Repeat the material exactly as it appears.

---------- Supplied entries

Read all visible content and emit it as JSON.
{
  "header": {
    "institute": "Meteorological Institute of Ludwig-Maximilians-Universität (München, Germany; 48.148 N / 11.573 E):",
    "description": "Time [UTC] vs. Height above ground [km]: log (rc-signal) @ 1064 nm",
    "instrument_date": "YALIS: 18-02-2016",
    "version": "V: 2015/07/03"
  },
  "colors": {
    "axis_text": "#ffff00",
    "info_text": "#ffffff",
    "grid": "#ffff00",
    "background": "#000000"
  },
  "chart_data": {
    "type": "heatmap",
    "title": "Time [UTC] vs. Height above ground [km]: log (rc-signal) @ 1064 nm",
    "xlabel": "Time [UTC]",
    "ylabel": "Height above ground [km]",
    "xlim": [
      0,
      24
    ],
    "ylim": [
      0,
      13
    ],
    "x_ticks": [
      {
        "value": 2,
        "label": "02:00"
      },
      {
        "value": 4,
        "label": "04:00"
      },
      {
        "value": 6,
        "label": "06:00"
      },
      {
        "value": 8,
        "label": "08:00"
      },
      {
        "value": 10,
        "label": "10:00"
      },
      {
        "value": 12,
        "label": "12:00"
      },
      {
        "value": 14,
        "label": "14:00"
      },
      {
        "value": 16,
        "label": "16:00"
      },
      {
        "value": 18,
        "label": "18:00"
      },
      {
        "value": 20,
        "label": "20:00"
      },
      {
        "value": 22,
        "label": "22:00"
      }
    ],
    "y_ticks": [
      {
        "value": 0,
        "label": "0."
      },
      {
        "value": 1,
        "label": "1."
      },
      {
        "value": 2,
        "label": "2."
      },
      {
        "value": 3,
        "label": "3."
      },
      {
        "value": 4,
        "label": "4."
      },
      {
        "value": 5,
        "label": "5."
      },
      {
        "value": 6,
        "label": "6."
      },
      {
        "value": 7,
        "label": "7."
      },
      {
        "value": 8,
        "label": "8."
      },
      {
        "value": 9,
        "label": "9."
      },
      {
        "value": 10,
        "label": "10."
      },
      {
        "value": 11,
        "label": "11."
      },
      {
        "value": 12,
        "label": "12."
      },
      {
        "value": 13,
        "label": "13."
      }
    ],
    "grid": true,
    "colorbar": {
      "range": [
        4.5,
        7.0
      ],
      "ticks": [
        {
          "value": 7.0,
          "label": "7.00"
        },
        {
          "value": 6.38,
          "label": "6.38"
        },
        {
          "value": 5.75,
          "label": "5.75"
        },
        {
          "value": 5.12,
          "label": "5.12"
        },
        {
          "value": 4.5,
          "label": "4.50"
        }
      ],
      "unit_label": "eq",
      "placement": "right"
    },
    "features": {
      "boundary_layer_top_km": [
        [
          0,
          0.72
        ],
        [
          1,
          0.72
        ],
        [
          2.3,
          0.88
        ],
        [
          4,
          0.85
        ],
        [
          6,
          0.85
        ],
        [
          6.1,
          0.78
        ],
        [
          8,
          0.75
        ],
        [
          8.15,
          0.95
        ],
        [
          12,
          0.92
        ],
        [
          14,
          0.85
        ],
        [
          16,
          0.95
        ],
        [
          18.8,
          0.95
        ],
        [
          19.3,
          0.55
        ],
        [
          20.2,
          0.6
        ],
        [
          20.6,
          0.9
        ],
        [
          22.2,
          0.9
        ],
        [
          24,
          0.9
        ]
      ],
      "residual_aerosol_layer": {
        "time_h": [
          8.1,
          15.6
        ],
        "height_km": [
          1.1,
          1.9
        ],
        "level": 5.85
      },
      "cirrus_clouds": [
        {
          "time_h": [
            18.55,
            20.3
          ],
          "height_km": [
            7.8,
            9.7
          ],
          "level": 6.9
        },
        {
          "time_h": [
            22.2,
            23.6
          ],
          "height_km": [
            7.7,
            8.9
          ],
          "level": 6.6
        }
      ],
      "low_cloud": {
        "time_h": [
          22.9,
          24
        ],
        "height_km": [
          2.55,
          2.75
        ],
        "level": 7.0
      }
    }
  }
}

--------------------

The completed task
Read all visible content and emit it as JSON.
{
  "header": {
    "institute": "Meteorological Institute of Ludwig-Maximilians-Universität (München, Germany; 48.148 N / 11.573 E):",
    "description": "Time [UTC] vs. Height above ground [km]: log (rc-signal) @ 1064 nm",
    "instrument_date": "YALIS: 18-02-2016",
    "version": "V: 2015/07/03"
  },
  "colors": {
    "axis_text": "#ffff00",
    "info_text": "#ffffff",
    "grid": "#ffff00",
    "background": "#000000"
  },
  "chart_data": {
    "type": "heatmap",
    "title": "Time [UTC] vs. Height above ground [km]: log (rc-signal) @ 1064 nm",
    "xlabel": "Time [UTC]",
    "ylabel": "Height above ground [km]",
    "xlim": [
      0,
      24
    ],
    "ylim": [
      0,
      13
    ],
    "x_ticks": [
      {
        "value": 2,
        "label": "02:00"
      },
      {
        "value": 4,
        "label": "04:00"
      },
      {
        "value": 6,
        "label": "06:00"
      },
      {
        "value": 8,
        "label": "08:00"
      },
      {
        "value": 10,
        "label": "10:00"
      },
      {
        "value": 12,
        "label": "12:00"
      },
      {
        "value": 14,
        "label": "14:00"
      },
      {
        "value": 16,
        "label": "16:00"
      },
      {
        "value": 18,
        "label": "18:00"
      },
      {
        "value": 20,
        "label": "20:00"
      },
      {
        "value": 22,
        "label": "22:00"
      }
    ],
    "y_ticks": [
      {
        "value": 0,
        "label": "0."
      },
      {
        "value": 1,
        "label": "1."
      },
      {
        "value": 2,
        "label": "2."
      },
      {
        "value": 3,
        "label": "3."
      },
      {
        "value": 4,
        "label": "4."
      },
      {
        "value": 5,
        "label": "5."
      },
      {
        "value": 6,
        "label": "6."
      },
      {
        "value": 7,
        "label": "7."
      },
      {
        "value": 8,
        "label": "8."
      },
      {
        "value": 9,
        "label": "9."
      },
      {
        "value": 10,
        "label": "10."
      },
      {
        "value": 11,
        "label": "11."
      },
      {
        "value": 12,
        "label": "12."
      },
      {
        "value": 13,
        "label": "13."
      }
    ],
    "grid": true,
    "colorbar": {
      "range": [
        4.5,
        7.0
      ],
      "ticks": [
        {
          "value": 7.0,
          "label": "7.00"
        },
        {
          "value": 6.38,
          "label": "6.38"
        },
        {
          "value": 5.75,
          "label": "5.75"
        },
        {
          "value": 5.12,
          "label": "5.12"
        },
        {
          "value": 4.5,
          "label": "4.50"
        }
      ],
      "unit_label": "eq",
      "placement": "right"
    },
    "features": {
      "boundary_layer_top_km": [
        [
          0,
          0.72
        ],
        [
          1,
          0.72
        ],
        [
          2.3,
          0.88
        ],
        [
          4,
          0.85
        ],
        [
          6,
          0.85
        ],
        [
          6.1,
          0.78
        ],
        [
          8,
          0.75
        ],
        [
          8.15,
          0.95
        ],
        [
          12,
          0.92
        ],
        [
          14,
          0.85
        ],
        [
          16,
          0.95
        ],
        [
          18.8,
          0.95
        ],
        [
          19.3,
          0.55
        ],
        [
          20.2,
          0.6
        ],
        [
          20.6,
          0.9
        ],
        [
          22.2,
          0.9
        ],
        [
          24,
          0.9
        ]
      ],
      "residual_aerosol_layer": {
        "time_h": [
          8.1,
          15.6
        ],
        "height_km": [
          1.1,
          1.9
        ],
        "level": 5.85
      },
      "cirrus_clouds": [
        {
          "time_h": [
            18.55,
            20.3
          ],
          "height_km": [
            7.8,
            9.7
          ],
          "level": 6.9
        },
        {
          "time_h": [
            22.2,
            23.6
          ],
          "height_km": [
            7.7,
            8.9
          ],
          "level": 6.6
        }
      ],
      "low_cloud": {
        "time_h": [
          22.9,
          24
        ],
        "height_km": [
          2.55,
          2.75
        ],
        "level": 7.0
      }
    }
  }
}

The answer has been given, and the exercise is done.